From the entries that follow, pick out all lines holding "prohibits".

▶ [Stored records]
_ _ _ _ _
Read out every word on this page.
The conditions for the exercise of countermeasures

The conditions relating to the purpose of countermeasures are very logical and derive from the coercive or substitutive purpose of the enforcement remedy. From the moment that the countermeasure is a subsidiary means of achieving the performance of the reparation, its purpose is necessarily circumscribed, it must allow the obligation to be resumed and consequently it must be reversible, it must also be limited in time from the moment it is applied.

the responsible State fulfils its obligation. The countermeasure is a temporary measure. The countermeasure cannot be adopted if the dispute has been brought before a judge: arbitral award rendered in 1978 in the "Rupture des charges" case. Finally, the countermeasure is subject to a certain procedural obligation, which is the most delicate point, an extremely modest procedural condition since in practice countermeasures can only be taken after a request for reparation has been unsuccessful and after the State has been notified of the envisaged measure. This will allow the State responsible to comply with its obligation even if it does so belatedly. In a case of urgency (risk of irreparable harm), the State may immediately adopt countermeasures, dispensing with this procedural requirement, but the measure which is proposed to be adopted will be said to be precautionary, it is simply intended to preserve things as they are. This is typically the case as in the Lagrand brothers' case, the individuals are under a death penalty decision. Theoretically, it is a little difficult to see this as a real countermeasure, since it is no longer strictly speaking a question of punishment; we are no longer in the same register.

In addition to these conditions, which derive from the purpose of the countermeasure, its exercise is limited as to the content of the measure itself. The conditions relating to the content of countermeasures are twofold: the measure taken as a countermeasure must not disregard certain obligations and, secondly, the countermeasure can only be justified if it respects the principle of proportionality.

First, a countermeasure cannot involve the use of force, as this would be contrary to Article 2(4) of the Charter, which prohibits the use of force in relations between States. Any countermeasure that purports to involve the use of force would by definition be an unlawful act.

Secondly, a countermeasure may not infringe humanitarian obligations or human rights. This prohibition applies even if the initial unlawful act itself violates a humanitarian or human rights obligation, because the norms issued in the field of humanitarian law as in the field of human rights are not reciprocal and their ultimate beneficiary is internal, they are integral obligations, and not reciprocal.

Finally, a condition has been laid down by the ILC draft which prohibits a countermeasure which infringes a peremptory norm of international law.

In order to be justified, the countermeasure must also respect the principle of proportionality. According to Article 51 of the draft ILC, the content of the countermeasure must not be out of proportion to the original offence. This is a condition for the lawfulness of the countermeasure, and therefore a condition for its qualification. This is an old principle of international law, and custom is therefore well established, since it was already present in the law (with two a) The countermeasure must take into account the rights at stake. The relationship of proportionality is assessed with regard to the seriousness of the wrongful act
_ _ _ _ _
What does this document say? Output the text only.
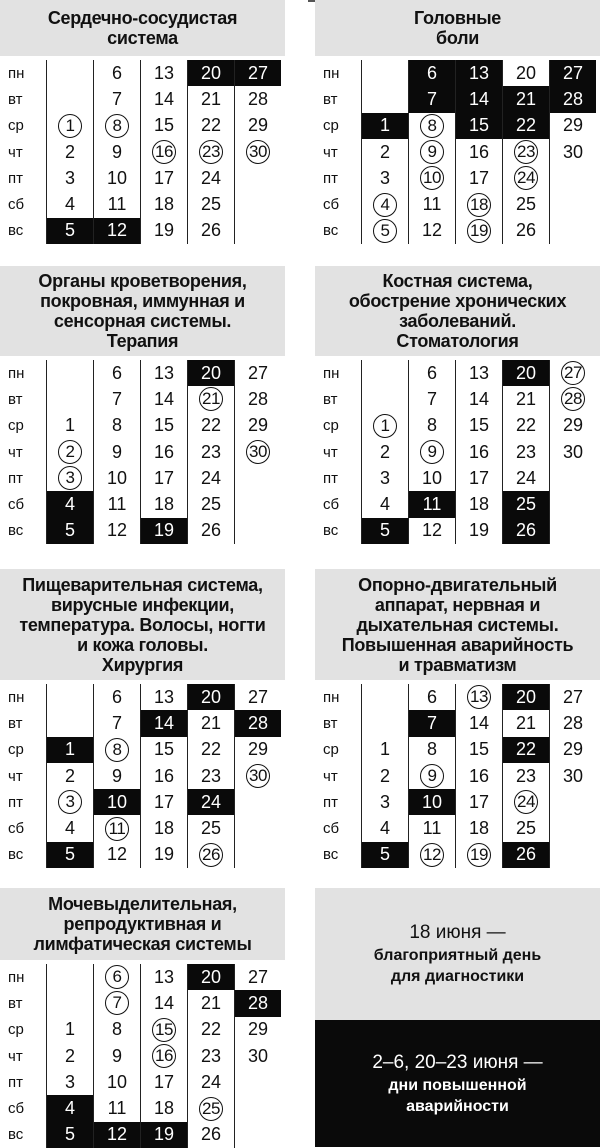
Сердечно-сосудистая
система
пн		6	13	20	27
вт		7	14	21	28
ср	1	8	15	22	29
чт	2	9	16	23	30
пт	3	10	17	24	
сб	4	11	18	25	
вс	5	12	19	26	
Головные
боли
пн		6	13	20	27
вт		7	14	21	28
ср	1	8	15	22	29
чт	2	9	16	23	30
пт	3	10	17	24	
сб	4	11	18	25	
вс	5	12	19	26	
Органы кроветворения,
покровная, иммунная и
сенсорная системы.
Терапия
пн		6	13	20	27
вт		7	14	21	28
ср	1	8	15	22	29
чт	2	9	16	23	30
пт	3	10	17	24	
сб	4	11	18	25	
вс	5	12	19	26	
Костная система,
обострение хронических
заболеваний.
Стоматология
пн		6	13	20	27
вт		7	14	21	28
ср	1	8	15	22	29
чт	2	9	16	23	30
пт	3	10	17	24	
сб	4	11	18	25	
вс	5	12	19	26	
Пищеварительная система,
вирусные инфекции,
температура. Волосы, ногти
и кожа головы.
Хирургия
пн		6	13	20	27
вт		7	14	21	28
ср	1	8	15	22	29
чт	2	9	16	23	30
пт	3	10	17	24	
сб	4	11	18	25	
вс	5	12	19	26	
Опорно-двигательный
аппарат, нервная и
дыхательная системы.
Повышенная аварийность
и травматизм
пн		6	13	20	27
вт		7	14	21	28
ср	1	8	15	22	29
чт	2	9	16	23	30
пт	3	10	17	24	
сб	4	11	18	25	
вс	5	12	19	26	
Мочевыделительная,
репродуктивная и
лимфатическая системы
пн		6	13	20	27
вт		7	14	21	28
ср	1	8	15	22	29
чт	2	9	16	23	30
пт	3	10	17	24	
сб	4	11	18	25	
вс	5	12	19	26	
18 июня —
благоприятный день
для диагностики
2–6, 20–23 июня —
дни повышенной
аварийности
_ _ _ _ _
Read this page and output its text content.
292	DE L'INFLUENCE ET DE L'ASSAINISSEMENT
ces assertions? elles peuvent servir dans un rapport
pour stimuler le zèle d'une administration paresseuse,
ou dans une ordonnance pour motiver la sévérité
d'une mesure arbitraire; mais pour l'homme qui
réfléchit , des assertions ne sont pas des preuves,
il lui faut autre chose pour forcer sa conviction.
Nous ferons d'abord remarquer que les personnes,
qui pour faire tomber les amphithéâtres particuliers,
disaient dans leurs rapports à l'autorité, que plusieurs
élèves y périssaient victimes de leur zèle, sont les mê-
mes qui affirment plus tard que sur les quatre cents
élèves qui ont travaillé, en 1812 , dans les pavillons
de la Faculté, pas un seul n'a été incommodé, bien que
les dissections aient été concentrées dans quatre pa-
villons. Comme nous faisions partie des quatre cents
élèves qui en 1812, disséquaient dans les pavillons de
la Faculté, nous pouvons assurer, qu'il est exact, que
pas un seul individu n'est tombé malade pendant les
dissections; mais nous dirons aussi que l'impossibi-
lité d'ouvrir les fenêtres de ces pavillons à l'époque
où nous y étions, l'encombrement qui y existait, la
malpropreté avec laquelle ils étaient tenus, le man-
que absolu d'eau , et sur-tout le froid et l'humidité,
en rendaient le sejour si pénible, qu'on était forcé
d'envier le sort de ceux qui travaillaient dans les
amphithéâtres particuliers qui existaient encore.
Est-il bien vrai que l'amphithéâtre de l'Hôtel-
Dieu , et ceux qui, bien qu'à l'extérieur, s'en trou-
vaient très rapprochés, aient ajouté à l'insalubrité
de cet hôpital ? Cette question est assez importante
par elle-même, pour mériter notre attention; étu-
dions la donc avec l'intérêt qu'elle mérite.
_ _ _ _ _
▶ [Written response]
First, a countermeasure cannot involve the use of force, as this would be contrary to Article 2(4) of the Charter, which prohibits the use of force in relations between States. Any countermeasure that purports to involve the use of force would by definition be an unlawful act.
Finally, a condition has been laid down by the ILC draft which prohibits a countermeasure which infringes a peremptory norm of international law.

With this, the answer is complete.